#### [What the task requires]
Return all of the data exactly, with nothing left out but the pictures.

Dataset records

------------

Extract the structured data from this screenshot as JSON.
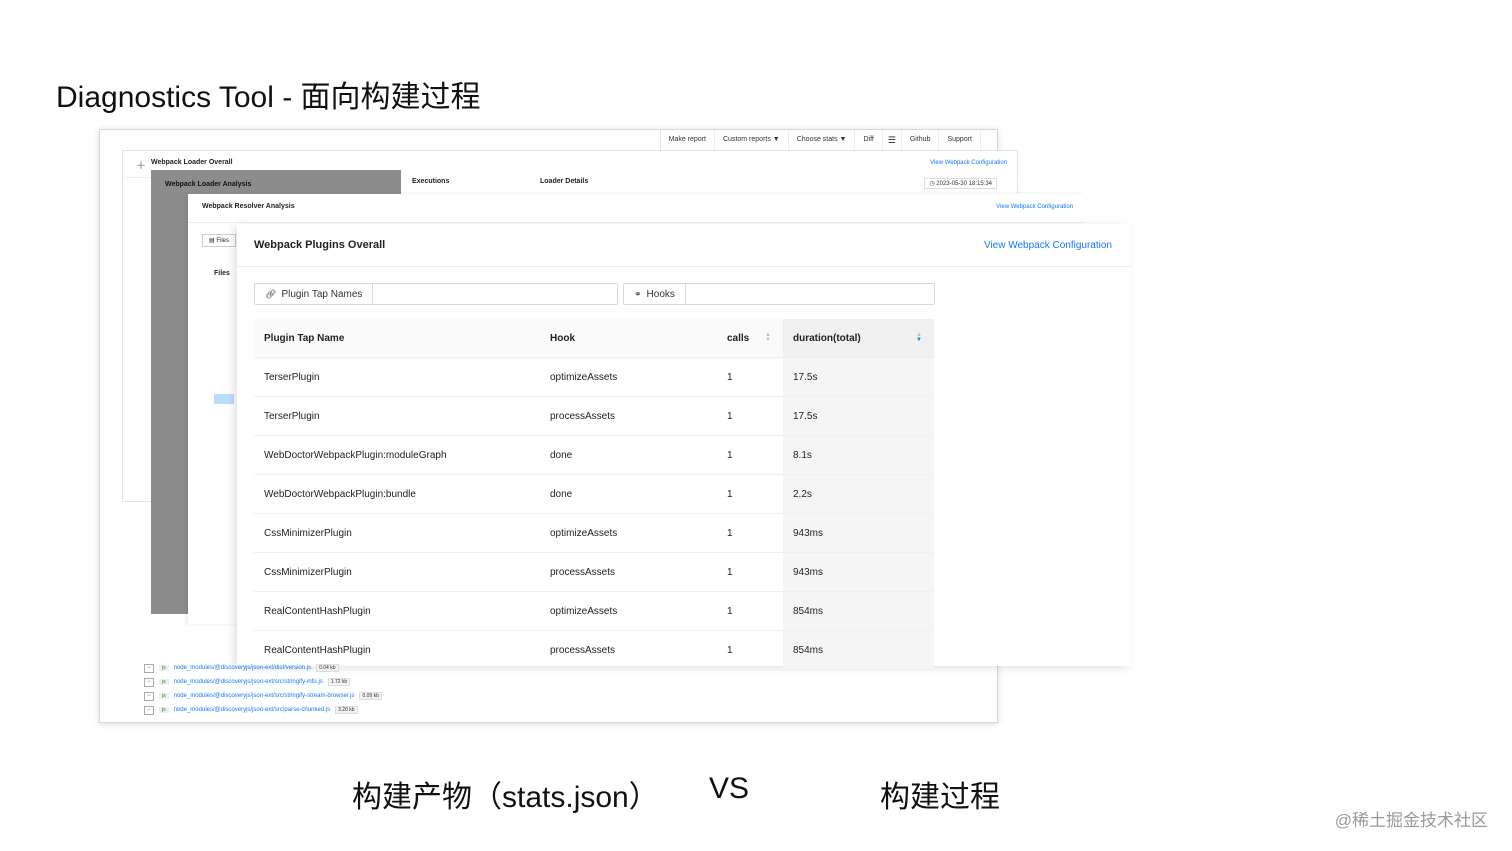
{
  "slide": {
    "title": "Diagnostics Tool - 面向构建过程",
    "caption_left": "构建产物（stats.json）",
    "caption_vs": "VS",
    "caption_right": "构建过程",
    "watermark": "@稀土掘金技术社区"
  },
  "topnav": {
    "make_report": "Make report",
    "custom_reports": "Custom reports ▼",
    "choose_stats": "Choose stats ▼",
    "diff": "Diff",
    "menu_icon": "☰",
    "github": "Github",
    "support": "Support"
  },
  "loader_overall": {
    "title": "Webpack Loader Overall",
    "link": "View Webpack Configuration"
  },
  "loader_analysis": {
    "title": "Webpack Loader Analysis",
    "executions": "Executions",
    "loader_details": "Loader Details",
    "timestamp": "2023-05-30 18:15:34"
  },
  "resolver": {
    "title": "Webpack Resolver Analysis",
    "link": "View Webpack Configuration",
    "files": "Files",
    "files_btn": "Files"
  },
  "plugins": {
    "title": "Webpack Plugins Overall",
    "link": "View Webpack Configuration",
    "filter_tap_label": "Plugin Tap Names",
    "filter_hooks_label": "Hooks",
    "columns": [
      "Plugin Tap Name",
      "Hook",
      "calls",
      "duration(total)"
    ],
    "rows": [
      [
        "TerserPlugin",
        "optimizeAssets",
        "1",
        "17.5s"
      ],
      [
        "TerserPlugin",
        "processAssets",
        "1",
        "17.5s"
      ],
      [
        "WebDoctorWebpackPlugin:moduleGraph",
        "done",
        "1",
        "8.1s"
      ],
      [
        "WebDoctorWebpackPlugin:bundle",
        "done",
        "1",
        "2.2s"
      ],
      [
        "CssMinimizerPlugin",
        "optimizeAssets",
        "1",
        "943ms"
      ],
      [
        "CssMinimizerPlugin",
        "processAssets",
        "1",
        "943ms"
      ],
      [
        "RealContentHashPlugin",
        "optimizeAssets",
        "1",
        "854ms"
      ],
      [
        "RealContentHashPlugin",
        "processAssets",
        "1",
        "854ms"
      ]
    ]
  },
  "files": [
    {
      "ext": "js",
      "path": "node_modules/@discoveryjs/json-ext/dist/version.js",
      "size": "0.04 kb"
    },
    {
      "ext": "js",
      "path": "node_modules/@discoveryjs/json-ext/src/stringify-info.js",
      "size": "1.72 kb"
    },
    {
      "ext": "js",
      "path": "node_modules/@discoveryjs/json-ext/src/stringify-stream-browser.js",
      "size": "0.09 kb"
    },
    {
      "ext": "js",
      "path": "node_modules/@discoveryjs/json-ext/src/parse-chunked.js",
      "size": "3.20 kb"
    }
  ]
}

------------

#### [Solved exercise]
Extract the structured data from this screenshot as JSON.
{
  "slide": {
    "title": "Diagnostics Tool - 面向构建过程",
    "caption_left": "构建产物（stats.json）",
    "caption_vs": "VS",
    "caption_right": "构建过程",
    "watermark": "@稀土掘金技术社区"
  },
  "topnav": {
    "make_report": "Make report",
    "custom_reports": "Custom reports ▼",
    "choose_stats": "Choose stats ▼",
    "diff": "Diff",
    "menu_icon": "☰",
    "github": "Github",
    "support": "Support"
  },
  "loader_overall": {
    "title": "Webpack Loader Overall",
    "link": "View Webpack Configuration"
  },
  "loader_analysis": {
    "title": "Webpack Loader Analysis",
    "executions": "Executions",
    "loader_details": "Loader Details",
    "timestamp": "2023-05-30 18:15:34"
  },
  "resolver": {
    "title": "Webpack Resolver Analysis",
    "link": "View Webpack Configuration",
    "files": "Files",
    "files_btn": "Files"
  },
  "plugins": {
    "title": "Webpack Plugins Overall",
    "link": "View Webpack Configuration",
    "filter_tap_label": "Plugin Tap Names",
    "filter_hooks_label": "Hooks",
    "columns": [
      "Plugin Tap Name",
      "Hook",
      "calls",
      "duration(total)"
    ],
    "rows": [
      [
        "TerserPlugin",
        "optimizeAssets",
        "1",
        "17.5s"
      ],
      [
        "TerserPlugin",
        "processAssets",
        "1",
        "17.5s"
      ],
      [
        "WebDoctorWebpackPlugin:moduleGraph",
        "done",
        "1",
        "8.1s"
      ],
      [
        "WebDoctorWebpackPlugin:bundle",
        "done",
        "1",
        "2.2s"
      ],
      [
        "CssMinimizerPlugin",
        "optimizeAssets",
        "1",
        "943ms"
      ],
      [
        "CssMinimizerPlugin",
        "processAssets",
        "1",
        "943ms"
      ],
      [
        "RealContentHashPlugin",
        "optimizeAssets",
        "1",
        "854ms"
      ],
      [
        "RealContentHashPlugin",
        "processAssets",
        "1",
        "854ms"
      ]
    ]
  },
  "files": [
    {
      "ext": "js",
      "path": "node_modules/@discoveryjs/json-ext/dist/version.js",
      "size": "0.04 kb"
    },
    {
      "ext": "js",
      "path": "node_modules/@discoveryjs/json-ext/src/stringify-info.js",
      "size": "1.72 kb"
    },
    {
      "ext": "js",
      "path": "node_modules/@discoveryjs/json-ext/src/stringify-stream-browser.js",
      "size": "0.09 kb"
    },
    {
      "ext": "js",
      "path": "node_modules/@discoveryjs/json-ext/src/parse-chunked.js",
      "size": "3.20 kb"
    }
  ]
}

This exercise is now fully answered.